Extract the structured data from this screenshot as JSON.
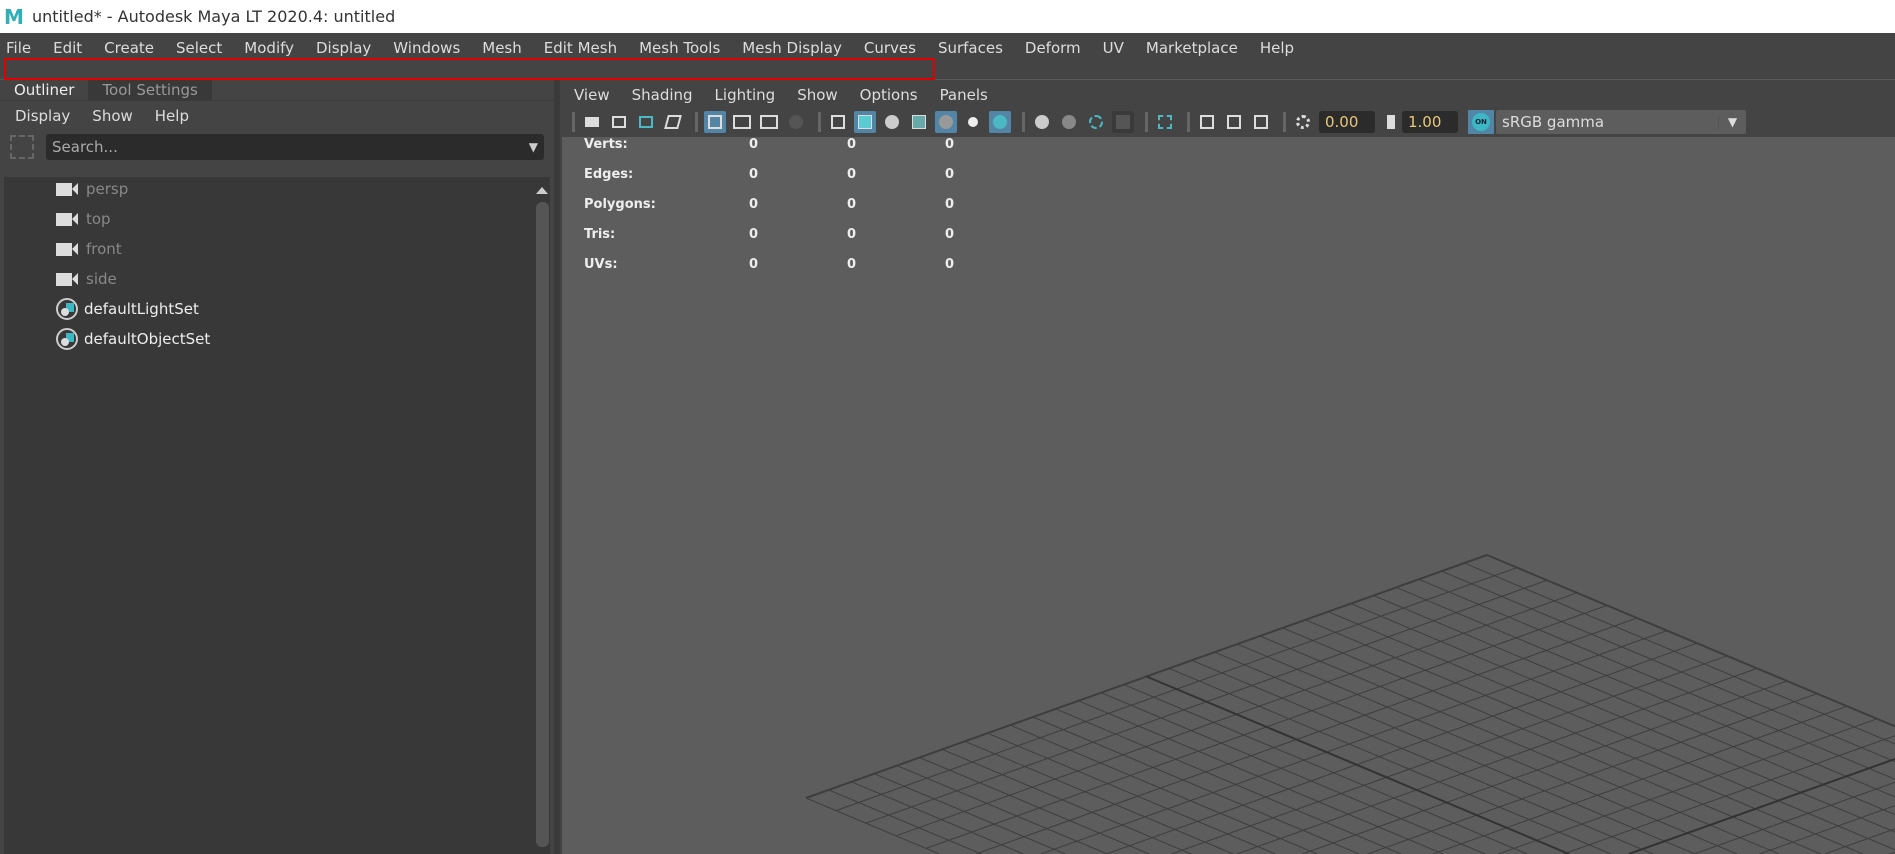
{
  "window": {
    "title": "untitled* - Autodesk Maya LT 2020.4: untitled",
    "logo": "M"
  },
  "menubar": [
    "File",
    "Edit",
    "Create",
    "Select",
    "Modify",
    "Display",
    "Windows",
    "Mesh",
    "Edit Mesh",
    "Mesh Tools",
    "Mesh Display",
    "Curves",
    "Surfaces",
    "Deform",
    "UV",
    "Marketplace",
    "Help"
  ],
  "outliner": {
    "tabs": [
      "Outliner",
      "Tool Settings"
    ],
    "menu": [
      "Display",
      "Show",
      "Help"
    ],
    "search_placeholder": "Search...",
    "items": [
      {
        "label": "persp",
        "icon": "camera-icon"
      },
      {
        "label": "top",
        "icon": "camera-icon"
      },
      {
        "label": "front",
        "icon": "camera-icon"
      },
      {
        "label": "side",
        "icon": "camera-icon"
      },
      {
        "label": "defaultLightSet",
        "icon": "set-icon"
      },
      {
        "label": "defaultObjectSet",
        "icon": "set-icon"
      }
    ]
  },
  "viewport": {
    "menu": [
      "View",
      "Shading",
      "Lighting",
      "Show",
      "Options",
      "Panels"
    ],
    "exposure": "0.00",
    "gamma": "1.00",
    "color_management_on": "ON",
    "color_space": "sRGB gamma",
    "hud": [
      {
        "label": "Verts:",
        "values": [
          "0",
          "0",
          "0"
        ]
      },
      {
        "label": "Edges:",
        "values": [
          "0",
          "0",
          "0"
        ]
      },
      {
        "label": "Polygons:",
        "values": [
          "0",
          "0",
          "0"
        ]
      },
      {
        "label": "Tris:",
        "values": [
          "0",
          "0",
          "0"
        ]
      },
      {
        "label": "UVs:",
        "values": [
          "0",
          "0",
          "0"
        ]
      }
    ]
  }
}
------------------------------
From the material above, reproduce everything verbatim except the pictures.

Extract the structured data from this screenshot as JSON.
{
  "window": {
    "title": "untitled* - Autodesk Maya LT 2020.4: untitled",
    "logo": "M"
  },
  "menubar": [
    "File",
    "Edit",
    "Create",
    "Select",
    "Modify",
    "Display",
    "Windows",
    "Mesh",
    "Edit Mesh",
    "Mesh Tools",
    "Mesh Display",
    "Curves",
    "Surfaces",
    "Deform",
    "UV",
    "Marketplace",
    "Help"
  ],
  "outliner": {
    "tabs": [
      "Outliner",
      "Tool Settings"
    ],
    "menu": [
      "Display",
      "Show",
      "Help"
    ],
    "search_placeholder": "Search...",
    "items": [
      {
        "label": "persp",
        "icon": "camera-icon"
      },
      {
        "label": "top",
        "icon": "camera-icon"
      },
      {
        "label": "front",
        "icon": "camera-icon"
      },
      {
        "label": "side",
        "icon": "camera-icon"
      },
      {
        "label": "defaultLightSet",
        "icon": "set-icon"
      },
      {
        "label": "defaultObjectSet",
        "icon": "set-icon"
      }
    ]
  },
  "viewport": {
    "menu": [
      "View",
      "Shading",
      "Lighting",
      "Show",
      "Options",
      "Panels"
    ],
    "exposure": "0.00",
    "gamma": "1.00",
    "color_management_on": "ON",
    "color_space": "sRGB gamma",
    "hud": [
      {
        "label": "Verts:",
        "values": [
          "0",
          "0",
          "0"
        ]
      },
      {
        "label": "Edges:",
        "values": [
          "0",
          "0",
          "0"
        ]
      },
      {
        "label": "Polygons:",
        "values": [
          "0",
          "0",
          "0"
        ]
      },
      {
        "label": "Tris:",
        "values": [
          "0",
          "0",
          "0"
        ]
      },
      {
        "label": "UVs:",
        "values": [
          "0",
          "0",
          "0"
        ]
      }
    ]
  }
}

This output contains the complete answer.